§ **Task objective**: Single out each line with the word "JSON" and copy it.

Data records

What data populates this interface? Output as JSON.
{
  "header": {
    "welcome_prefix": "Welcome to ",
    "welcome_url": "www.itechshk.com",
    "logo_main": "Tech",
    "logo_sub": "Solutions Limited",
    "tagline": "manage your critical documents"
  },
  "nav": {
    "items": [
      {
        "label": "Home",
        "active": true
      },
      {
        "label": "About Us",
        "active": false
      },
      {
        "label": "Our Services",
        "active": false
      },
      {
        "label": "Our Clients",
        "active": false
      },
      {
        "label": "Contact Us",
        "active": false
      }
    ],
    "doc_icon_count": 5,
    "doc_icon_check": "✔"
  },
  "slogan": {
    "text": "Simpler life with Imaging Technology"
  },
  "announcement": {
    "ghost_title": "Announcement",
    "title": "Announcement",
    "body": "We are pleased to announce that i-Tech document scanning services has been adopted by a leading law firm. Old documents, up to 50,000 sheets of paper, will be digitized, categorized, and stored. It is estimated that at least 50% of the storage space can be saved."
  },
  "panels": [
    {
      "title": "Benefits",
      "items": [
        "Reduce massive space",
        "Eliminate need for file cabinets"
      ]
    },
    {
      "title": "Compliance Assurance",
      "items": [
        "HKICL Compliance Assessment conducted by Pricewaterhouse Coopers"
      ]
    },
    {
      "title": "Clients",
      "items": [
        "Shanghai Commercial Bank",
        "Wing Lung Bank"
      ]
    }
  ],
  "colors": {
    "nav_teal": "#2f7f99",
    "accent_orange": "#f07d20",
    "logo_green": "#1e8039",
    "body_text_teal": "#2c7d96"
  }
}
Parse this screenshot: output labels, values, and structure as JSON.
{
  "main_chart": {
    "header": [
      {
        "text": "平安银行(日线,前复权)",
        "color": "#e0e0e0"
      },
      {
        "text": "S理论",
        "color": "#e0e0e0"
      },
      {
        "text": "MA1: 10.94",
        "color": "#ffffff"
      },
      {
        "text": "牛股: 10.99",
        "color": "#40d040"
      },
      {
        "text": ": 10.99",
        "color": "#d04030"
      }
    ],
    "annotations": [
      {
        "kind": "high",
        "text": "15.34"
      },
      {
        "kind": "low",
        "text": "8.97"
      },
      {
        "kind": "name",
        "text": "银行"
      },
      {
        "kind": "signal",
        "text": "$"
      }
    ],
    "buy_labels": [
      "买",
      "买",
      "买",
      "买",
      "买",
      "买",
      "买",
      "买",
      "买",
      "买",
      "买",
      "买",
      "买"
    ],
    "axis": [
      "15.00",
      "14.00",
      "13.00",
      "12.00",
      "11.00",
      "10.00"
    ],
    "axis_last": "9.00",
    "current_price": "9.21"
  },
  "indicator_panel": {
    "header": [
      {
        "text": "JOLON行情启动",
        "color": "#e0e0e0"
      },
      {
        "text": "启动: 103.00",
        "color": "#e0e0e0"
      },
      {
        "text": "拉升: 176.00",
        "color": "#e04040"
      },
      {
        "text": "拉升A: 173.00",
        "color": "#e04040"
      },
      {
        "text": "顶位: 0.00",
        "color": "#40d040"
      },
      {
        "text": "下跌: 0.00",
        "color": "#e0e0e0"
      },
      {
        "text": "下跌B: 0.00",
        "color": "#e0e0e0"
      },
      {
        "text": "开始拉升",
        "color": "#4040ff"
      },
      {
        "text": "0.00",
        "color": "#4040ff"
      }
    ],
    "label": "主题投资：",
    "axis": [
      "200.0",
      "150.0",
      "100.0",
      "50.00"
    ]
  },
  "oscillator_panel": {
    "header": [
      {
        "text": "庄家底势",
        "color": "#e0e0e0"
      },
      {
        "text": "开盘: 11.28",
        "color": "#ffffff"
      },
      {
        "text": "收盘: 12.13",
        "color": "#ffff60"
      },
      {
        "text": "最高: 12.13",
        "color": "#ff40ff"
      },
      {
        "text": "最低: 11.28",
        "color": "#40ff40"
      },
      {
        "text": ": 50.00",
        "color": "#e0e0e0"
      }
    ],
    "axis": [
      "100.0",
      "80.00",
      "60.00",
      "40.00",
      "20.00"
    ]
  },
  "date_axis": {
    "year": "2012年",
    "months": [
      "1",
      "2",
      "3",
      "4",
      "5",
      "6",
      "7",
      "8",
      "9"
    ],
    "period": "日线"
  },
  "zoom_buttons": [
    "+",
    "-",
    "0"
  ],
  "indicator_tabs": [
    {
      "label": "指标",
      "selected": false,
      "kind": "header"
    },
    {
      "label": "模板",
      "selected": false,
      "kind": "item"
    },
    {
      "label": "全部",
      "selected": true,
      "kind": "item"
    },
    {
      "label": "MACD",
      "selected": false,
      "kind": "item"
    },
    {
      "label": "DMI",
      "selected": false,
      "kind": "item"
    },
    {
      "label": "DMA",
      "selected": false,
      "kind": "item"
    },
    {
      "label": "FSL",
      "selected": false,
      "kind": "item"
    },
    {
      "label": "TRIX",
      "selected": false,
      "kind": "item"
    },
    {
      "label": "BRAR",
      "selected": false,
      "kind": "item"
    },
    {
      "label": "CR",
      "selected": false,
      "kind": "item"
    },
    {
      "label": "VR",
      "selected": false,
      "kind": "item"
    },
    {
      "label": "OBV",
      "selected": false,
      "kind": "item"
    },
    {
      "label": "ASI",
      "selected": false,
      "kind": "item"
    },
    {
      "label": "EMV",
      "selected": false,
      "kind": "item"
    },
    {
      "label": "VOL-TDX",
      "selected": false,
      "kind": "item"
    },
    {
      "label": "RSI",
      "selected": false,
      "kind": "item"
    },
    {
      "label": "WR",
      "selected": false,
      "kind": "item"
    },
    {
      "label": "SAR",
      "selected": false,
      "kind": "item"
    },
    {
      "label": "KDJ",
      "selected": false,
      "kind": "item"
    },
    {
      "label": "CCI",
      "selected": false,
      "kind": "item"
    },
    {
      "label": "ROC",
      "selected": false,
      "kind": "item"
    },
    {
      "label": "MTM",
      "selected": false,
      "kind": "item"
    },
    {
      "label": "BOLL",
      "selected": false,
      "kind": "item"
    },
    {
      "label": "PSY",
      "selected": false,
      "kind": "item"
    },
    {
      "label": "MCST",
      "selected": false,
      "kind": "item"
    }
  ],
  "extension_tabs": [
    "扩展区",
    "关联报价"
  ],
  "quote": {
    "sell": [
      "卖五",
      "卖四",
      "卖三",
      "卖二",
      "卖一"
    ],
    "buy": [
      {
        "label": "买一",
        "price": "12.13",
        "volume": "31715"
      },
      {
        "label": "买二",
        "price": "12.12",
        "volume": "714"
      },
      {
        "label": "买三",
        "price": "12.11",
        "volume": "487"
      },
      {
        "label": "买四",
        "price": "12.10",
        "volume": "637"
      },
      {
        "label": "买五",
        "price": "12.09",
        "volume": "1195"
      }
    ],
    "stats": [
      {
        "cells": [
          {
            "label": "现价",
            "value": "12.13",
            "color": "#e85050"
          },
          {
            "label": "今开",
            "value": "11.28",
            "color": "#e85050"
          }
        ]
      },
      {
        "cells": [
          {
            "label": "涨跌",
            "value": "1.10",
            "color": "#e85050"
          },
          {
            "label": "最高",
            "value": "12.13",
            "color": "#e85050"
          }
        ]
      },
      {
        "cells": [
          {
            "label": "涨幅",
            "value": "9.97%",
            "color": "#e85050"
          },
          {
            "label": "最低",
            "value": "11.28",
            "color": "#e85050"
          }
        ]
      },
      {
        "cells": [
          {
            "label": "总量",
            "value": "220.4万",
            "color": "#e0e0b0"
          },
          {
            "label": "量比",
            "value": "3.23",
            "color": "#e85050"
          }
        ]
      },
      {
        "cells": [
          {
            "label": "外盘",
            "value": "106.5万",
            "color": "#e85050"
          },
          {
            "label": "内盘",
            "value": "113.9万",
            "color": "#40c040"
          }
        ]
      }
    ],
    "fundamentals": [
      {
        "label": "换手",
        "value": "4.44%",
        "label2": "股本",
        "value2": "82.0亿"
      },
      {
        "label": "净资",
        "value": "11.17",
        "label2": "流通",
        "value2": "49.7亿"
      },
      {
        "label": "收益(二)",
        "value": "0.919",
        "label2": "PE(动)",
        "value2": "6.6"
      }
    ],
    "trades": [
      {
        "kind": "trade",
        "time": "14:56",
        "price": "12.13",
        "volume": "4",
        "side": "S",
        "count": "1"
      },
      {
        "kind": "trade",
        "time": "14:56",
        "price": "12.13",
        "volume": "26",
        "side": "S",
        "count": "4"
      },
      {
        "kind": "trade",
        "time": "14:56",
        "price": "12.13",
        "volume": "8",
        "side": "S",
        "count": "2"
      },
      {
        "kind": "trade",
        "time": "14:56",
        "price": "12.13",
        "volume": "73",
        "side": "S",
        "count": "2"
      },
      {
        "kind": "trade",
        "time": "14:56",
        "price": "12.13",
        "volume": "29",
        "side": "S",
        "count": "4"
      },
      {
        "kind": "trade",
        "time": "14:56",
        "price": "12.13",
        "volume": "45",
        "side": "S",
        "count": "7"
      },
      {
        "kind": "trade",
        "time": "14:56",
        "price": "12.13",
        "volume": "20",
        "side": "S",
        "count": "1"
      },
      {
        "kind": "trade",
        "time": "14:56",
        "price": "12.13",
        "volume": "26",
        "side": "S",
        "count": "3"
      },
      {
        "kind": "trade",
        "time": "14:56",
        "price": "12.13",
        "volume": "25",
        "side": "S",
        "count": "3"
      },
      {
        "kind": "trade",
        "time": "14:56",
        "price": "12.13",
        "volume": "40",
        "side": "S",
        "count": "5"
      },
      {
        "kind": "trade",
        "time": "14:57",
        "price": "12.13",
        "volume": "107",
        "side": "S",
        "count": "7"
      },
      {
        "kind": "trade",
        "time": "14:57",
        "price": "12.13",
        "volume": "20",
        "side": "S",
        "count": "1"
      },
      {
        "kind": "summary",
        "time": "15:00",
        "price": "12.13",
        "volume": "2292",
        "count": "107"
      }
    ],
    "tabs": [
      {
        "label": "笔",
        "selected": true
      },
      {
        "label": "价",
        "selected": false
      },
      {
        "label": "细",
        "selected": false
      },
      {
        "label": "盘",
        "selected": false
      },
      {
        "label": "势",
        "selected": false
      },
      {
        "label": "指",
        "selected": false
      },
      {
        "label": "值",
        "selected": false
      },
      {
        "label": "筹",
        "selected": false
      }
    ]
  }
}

§ **Task solution**:
What data populates this interface? Output as JSON.
Parse this screenshot: output labels, values, and structure as JSON.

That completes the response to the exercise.